== SUPPLIED ENTRIES
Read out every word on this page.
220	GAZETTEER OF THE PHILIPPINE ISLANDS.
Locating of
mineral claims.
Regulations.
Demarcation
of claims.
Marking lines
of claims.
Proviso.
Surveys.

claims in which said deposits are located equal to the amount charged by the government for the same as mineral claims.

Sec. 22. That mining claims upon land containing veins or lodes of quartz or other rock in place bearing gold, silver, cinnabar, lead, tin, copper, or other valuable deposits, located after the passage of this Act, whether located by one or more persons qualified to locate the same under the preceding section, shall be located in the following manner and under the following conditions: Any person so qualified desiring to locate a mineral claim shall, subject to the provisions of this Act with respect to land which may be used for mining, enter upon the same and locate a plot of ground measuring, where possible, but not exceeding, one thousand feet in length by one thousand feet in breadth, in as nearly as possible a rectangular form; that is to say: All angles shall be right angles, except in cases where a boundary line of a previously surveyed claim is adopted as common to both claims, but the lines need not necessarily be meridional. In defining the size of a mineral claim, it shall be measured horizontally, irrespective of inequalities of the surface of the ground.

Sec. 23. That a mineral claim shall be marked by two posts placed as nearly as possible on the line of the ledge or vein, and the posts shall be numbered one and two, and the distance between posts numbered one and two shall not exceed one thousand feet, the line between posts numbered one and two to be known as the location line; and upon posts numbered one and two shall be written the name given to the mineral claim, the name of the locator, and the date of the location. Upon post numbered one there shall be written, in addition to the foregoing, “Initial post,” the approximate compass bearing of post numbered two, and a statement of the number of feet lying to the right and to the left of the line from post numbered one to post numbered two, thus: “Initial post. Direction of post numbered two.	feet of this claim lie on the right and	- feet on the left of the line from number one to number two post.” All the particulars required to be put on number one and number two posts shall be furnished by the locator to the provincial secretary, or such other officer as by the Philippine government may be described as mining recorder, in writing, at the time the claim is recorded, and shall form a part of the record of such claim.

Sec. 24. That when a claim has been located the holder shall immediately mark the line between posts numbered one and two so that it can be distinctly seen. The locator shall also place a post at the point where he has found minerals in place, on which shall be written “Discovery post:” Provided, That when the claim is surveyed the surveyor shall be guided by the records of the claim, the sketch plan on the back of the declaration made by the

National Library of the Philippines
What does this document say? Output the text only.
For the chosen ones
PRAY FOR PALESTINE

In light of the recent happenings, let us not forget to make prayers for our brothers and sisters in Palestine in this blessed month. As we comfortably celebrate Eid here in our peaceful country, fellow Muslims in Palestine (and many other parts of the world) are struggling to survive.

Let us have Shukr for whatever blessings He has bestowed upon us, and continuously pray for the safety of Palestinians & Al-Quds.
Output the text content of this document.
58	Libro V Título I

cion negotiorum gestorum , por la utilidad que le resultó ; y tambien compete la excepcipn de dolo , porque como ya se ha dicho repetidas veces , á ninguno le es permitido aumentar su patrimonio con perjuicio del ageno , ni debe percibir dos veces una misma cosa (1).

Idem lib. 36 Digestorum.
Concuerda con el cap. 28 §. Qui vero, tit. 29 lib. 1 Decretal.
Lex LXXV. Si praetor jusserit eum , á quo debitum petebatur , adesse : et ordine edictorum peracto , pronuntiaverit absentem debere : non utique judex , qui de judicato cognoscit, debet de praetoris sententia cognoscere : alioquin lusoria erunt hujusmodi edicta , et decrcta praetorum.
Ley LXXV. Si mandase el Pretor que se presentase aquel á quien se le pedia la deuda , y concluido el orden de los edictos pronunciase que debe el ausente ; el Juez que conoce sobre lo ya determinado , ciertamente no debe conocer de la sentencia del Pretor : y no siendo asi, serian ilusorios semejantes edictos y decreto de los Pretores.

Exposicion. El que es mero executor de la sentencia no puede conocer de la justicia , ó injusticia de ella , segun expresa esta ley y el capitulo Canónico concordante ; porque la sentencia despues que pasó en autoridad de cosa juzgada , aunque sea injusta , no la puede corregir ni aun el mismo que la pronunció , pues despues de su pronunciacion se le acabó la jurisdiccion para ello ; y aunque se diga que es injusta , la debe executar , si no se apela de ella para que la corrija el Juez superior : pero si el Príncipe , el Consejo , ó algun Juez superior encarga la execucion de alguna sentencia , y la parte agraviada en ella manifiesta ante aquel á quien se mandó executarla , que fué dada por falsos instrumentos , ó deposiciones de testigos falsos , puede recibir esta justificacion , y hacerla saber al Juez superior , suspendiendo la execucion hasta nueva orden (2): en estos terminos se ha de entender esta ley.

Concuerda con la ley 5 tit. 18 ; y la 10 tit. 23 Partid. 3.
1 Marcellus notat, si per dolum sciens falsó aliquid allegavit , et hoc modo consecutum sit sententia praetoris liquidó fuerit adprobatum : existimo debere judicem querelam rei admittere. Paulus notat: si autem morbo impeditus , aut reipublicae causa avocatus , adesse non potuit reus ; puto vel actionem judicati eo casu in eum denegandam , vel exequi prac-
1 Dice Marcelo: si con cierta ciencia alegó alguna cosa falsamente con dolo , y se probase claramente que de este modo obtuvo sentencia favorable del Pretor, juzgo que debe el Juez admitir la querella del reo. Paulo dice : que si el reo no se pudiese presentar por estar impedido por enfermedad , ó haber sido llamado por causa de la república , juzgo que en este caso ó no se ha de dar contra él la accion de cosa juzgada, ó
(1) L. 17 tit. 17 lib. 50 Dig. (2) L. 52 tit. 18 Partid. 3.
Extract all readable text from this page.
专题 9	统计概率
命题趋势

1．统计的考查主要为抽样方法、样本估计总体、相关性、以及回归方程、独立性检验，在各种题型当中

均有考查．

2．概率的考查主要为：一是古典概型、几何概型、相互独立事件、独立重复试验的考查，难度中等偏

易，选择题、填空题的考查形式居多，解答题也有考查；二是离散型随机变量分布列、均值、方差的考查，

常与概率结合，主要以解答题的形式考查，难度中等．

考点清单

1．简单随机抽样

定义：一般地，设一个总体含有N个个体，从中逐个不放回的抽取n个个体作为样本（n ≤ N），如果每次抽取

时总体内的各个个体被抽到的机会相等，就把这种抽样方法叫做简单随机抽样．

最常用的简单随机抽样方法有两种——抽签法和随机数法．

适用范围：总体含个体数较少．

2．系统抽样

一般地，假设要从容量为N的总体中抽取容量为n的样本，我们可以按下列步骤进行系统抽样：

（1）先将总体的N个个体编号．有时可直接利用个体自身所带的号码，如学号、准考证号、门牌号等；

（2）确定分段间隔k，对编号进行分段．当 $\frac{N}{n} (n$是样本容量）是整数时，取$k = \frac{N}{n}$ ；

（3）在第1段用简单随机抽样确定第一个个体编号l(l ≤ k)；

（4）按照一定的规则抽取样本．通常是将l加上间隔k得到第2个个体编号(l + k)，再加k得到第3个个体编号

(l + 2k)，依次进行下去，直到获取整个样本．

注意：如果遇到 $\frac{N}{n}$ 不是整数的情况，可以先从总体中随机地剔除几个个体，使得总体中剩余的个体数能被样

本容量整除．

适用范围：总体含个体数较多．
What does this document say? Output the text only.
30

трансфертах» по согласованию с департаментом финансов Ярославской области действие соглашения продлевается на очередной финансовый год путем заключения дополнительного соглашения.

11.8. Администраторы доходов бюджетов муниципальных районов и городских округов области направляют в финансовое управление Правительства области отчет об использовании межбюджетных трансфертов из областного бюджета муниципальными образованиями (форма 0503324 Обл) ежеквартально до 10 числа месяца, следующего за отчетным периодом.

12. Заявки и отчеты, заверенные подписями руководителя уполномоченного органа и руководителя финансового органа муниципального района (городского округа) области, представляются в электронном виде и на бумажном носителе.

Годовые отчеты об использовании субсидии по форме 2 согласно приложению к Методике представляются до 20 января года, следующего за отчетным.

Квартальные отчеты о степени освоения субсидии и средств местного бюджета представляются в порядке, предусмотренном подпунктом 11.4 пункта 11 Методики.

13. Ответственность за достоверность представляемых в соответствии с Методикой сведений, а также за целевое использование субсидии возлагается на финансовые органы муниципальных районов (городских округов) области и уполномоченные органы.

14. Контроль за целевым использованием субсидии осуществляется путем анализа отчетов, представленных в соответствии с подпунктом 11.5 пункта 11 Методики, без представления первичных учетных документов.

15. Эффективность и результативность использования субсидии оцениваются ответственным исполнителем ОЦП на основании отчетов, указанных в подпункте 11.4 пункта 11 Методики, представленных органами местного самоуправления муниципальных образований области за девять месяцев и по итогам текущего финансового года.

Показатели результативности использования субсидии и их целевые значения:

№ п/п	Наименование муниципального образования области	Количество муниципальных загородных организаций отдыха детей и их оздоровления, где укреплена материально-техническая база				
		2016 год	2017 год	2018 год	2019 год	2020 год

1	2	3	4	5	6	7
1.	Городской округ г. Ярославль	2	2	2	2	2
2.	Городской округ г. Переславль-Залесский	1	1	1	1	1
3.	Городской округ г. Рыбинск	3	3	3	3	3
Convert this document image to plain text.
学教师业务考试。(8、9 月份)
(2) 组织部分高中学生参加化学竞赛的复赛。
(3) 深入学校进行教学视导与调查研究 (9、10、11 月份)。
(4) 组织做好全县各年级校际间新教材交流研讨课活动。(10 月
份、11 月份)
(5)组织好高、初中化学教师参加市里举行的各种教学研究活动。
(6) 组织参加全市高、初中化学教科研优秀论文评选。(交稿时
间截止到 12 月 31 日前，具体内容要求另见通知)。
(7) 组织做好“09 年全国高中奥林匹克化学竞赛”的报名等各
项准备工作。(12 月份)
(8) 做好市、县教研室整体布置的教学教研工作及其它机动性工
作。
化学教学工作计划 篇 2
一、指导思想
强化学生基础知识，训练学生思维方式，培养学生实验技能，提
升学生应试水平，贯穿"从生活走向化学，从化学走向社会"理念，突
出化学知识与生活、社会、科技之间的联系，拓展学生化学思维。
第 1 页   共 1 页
====
WHAT YOU WILL DO: Count every line of the records that holds "Concuerda". State the number, nothing else.

ANSWER IN FULL: 2